_PROVIDED PASSAGE_
Tuesday 30 October 2018

Inline declaration of variables

There will be a new interesting feature in the upcoming Delphi 10.3 Rio: inline declared variables. I have permission to blog a little about it.

Marco Cantù already wrote about this new feature. I am not going to explain it, as I think he already did a good job doing that.

I just want to demo one of the main advantages of them: they are block-local, i.e. they are initialized at the point of declaration and are finalized at the end of the begin-end block they were declared in. This means that an interface or other managed variable declared that way is finalized at the end of the block.

To demo this, I made a little talkative interface, which tells us what it is doing, and when it is being created and being destroyed. It also has a name. Here is the code:

  ITalking = interface
    procedure Talk;

  TTalking = class(TInterfacedObject, ITalking)
    FName: string;
    constructor Create(const Name: string);
    procedure Talk;
    destructor Destroy; override;


{ TTalking }

constructor TTalking.Create(const Name: string);
  FName := Name;
  Writeln(Format('Creating %s', [Name]));

destructor TTalking.Destroy;
  Writeln(Format('Destroying %s', [FName]));

procedure TTalking.Talk;
  Writeln(Format('Hi, %s talking here!', [FName]));


And here is the demo:

procedure Test;
  var I1: IInterface := TTalking.Create('One'); // one way to declare an interface
  Writeln('// Before block');
    Writeln('// Before first inline var...');
    var I2 := TTalking.Create('Two') as ITalking; // the other way: type inference
    var I3: ITalking := TTalking.Create('Three');
    Writeln('// Do something useful here');
  Writeln('// After block');
  var I4: ITalking := TTalking.Create('Four');
  Writeln('// After declaration of Four');

And the output is:

Creating One
// Before block

// Before first inline var...
Creating Two
Hi, Two talking here!
Creating Three
Hi, Three talking here!
// Do something useful here
Destroying Three
Destroying Two

// After block
Creating Four
// After declaration of Four
Destroying Four
Destroying One

As you can see, the two interfaces declared and initialized inside the inner block are destroyed at the end of the same block. The interfaces declared and initialized in the outer block are destroyed at the end of the function.

This creates some interesting opportunities, e.g. for RAII using interfaces, or other auto-finalized structures. RAII doesn't have to be used for smart pointers. It can also be used for many other things, like locks, mutexes, temporary changes of cursors, etc. i.e. anything that is changed temporarily and restored at the end of a certain period. Just declare the RAII object inside the block and the change will be restored at the end of it. Just pass it an anonymous function to tell it what it must do at the end of the block (or in case of an exception).

_PROBLEM REQUIREMENTS_
Return the part of the Delphi inline-variables post starting with "Tuesday 30 October" and going on through "job doing that.", copied word for word.

_DATA LINES_
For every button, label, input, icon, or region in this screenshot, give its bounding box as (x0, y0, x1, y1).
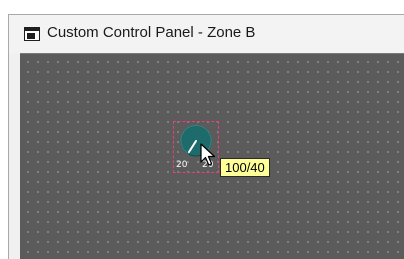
knob-min-label: 20 (176, 160, 188, 170)
arrow-cursor-icon (200, 143, 216, 166)
window-title: Custom Control Panel - Zone B (47, 24, 256, 41)
title-bar[interactable]: Custom Control Panel - Zone B (9, 15, 404, 53)
control-panel-window: Custom Control Panel - Zone B 20 20 (8, 14, 404, 259)
window-app-icon[interactable] (24, 27, 40, 41)
value-tooltip: 100/40 (220, 158, 270, 177)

_TASK ANSWER_
Tuesday 30 October 2018

Inline declaration of variables

There will be a new interesting feature in the upcoming Delphi 10.3 Rio: inline declared variables. I have permission to blog a little about it.

Marco Cantù already wrote about this new feature. I am not going to explain it, as I think he already did a good job doing that.